* [Consigne] Relevez toutes les personnes que l'article sur la commémoration de la bataille des plaines d'Abraham désigne par leur prénom et leur nom.

* [Document source]
____

«Je m'excuse, mais ç'a existé, la bataille des plaines d'Abraham. Wolfe a gagné. Montcalm a perdu. C'est notre histoire que ça plaise ou non», a-t-il lancé, jeudi, en point de presse, à Québec.
L'élu représentant La Peltrie à l'Assemblée nationale ne voit pas «pourquoi on occulterait un pan de notre histoire, sous prétexte que cette période ne fait pas notre affaire».
Il a fait valoir que la France «commémore la bataille de Waterloo. Savez-vous qu'en Allemagne, il y a un camp de concentration à Dachau qui est ouvert aux touristes et qui est financé en grande partie par la communauté juive?»
Depuis quelques jours, la ministre fédérale Josée Verner, qui entend assister à la reconstitution de la bataille qui aura lieu le 13 septembre, et la députée péquiste Agnès Maltais, qui n'a pas du tout l'intention de le faire même si l'événement sera «une leçon de pédagogie sur notre courage», s'échangent des reproches.
Éric Caire a fait savoir ce qu'il en pense. «C'est des enfantillages. Ce n'est pas de nature» à redorer le «blason de la classe politique».
«Mentalité de colonisés»
Selon lui, que l'affrontement militaire se soit traduit par une défaite française ne change pas le fait que «ça fait partie de notre histoire, de notre identité. Il faut vraiment avoir une mentalité de colonisés pour se sentir attaqués par ça», a dit le député qui assistera à la reconstitution de la bataille, si son agenda le permet.
Devant les journalistes, le député péquiste Bernard Drainville, lui, s'est dit «très mal à l'aise de commémorer la défaite de notre peuple. Je ne vois pas en quoi on devrait célébrer la défaite des forces françaises face aux armées britanniques.
«Nous sommes des souverainistes, des indépendantistes», a-t-il tenu à rappeler au sujet du Parti québécois. «Parce que nous pensons qu'il faut, en quelque part, corriger ce fait historique. Alors, l'indépendance sera une façon, comment dire, de mettre un point final à cette expérience, à cet événement de l'histoire.»
Le ministre de la Santé, Yves Bolduc, s'est montré prudent, lorsqu'interrogé sur le sujet. «Je ne serai pas à l'événement, a répondu celui qui est député libéral de Jean-Talon. Je ne pense pas qu'il y a lieu de commémorer l'événement en tant que tel.»

____

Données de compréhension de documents
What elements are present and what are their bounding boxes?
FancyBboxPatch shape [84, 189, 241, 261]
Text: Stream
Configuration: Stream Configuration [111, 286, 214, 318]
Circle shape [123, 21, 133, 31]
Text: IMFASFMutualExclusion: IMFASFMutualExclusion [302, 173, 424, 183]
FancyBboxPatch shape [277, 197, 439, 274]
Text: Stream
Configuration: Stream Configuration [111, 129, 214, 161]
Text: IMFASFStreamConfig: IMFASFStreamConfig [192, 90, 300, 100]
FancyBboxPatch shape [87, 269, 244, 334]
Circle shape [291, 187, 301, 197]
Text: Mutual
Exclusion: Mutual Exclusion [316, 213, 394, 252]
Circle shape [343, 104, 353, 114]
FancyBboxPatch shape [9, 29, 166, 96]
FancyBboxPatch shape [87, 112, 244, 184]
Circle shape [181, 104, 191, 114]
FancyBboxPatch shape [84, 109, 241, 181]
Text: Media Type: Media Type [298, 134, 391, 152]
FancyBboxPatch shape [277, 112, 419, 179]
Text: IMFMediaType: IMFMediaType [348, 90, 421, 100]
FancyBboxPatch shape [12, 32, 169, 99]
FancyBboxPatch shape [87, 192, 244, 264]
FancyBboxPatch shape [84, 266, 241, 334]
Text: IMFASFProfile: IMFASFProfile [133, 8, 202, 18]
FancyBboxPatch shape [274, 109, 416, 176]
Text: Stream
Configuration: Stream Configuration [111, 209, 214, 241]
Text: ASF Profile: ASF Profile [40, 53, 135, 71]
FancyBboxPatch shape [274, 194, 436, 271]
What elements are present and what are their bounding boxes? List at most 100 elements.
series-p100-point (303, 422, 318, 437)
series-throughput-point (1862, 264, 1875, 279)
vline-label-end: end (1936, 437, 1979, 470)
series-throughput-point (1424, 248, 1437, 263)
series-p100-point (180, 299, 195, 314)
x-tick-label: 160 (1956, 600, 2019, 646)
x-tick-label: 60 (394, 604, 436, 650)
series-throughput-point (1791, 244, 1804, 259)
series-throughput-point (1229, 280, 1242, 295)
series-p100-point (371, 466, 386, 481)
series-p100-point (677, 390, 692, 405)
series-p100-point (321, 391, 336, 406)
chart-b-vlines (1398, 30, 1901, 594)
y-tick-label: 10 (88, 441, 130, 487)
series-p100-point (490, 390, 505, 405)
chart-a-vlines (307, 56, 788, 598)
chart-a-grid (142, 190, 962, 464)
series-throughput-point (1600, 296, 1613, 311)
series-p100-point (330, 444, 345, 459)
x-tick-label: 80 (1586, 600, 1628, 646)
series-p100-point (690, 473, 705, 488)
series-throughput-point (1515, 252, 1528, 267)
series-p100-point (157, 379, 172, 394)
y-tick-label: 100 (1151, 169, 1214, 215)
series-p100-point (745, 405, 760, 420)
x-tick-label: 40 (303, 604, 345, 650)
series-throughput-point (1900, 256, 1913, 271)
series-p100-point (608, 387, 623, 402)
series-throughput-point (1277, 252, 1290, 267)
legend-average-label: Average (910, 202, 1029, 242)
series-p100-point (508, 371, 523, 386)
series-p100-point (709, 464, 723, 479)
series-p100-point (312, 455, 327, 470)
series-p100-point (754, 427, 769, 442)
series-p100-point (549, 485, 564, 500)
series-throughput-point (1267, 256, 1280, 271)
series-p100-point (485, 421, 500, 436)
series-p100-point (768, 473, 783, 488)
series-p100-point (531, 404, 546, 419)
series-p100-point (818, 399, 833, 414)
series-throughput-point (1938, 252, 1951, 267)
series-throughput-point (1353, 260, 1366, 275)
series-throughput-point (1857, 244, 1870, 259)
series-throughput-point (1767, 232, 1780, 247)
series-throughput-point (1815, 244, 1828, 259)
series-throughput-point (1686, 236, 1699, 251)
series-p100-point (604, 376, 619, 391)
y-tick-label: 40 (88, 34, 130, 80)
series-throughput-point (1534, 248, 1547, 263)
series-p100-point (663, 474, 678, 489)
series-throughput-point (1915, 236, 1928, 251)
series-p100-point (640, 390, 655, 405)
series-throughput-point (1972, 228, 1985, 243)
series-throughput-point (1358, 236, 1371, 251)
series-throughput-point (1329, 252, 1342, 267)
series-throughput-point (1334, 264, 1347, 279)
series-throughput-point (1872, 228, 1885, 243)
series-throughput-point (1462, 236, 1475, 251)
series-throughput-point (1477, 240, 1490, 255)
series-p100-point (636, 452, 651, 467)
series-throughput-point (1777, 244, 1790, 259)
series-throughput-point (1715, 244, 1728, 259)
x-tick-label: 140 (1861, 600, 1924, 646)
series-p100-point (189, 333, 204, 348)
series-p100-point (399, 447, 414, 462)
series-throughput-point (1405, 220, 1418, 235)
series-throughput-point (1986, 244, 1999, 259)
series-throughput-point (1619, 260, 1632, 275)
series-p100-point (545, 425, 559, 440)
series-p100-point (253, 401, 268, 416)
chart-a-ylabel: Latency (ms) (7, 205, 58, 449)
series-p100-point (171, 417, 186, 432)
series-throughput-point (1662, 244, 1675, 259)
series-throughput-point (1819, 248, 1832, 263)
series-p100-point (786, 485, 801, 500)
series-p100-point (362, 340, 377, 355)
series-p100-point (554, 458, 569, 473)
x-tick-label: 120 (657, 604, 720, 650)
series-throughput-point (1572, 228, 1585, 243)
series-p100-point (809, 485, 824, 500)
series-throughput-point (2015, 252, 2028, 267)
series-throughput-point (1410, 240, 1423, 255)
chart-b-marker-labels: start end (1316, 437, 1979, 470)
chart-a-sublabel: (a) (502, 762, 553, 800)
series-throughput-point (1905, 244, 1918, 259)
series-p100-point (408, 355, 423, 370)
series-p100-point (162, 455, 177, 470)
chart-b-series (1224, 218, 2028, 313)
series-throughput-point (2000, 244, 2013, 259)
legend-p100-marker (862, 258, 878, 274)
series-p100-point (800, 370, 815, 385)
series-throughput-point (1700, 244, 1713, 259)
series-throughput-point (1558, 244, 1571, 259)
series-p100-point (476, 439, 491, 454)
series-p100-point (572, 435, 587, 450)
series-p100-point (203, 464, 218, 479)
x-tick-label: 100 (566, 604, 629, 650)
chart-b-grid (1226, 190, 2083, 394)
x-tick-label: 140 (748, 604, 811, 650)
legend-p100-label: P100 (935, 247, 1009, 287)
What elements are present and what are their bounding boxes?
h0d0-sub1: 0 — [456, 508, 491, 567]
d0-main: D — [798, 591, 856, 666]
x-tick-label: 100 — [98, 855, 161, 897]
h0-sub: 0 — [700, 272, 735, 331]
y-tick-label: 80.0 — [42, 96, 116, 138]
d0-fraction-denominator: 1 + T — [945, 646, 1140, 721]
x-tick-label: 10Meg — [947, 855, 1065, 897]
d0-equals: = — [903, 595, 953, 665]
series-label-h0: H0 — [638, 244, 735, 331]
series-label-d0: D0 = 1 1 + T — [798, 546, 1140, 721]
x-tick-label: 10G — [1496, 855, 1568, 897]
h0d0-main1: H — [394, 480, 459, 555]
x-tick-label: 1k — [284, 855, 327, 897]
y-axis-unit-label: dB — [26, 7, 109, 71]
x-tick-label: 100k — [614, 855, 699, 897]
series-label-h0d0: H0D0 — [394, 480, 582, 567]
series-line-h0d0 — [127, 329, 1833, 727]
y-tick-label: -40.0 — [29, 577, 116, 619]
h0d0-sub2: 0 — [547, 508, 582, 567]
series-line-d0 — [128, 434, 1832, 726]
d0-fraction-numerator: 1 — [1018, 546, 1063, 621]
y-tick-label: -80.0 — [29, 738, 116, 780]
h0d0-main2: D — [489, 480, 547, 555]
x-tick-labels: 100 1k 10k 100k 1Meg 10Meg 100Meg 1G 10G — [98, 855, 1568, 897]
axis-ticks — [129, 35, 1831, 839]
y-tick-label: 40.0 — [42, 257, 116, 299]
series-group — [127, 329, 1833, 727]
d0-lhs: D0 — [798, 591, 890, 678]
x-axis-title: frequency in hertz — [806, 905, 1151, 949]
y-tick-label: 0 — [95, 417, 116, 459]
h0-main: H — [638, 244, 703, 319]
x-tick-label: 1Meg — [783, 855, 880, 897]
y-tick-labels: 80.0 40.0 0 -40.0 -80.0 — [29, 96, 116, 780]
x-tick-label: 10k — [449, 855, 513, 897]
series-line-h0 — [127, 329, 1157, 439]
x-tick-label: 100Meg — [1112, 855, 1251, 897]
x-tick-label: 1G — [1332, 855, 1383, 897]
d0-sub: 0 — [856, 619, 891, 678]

____

* [Réponse]
- Josée Verner
- Agnès Maltais
- Éric Caire
- Bernard Drainville
- Yves Bolduc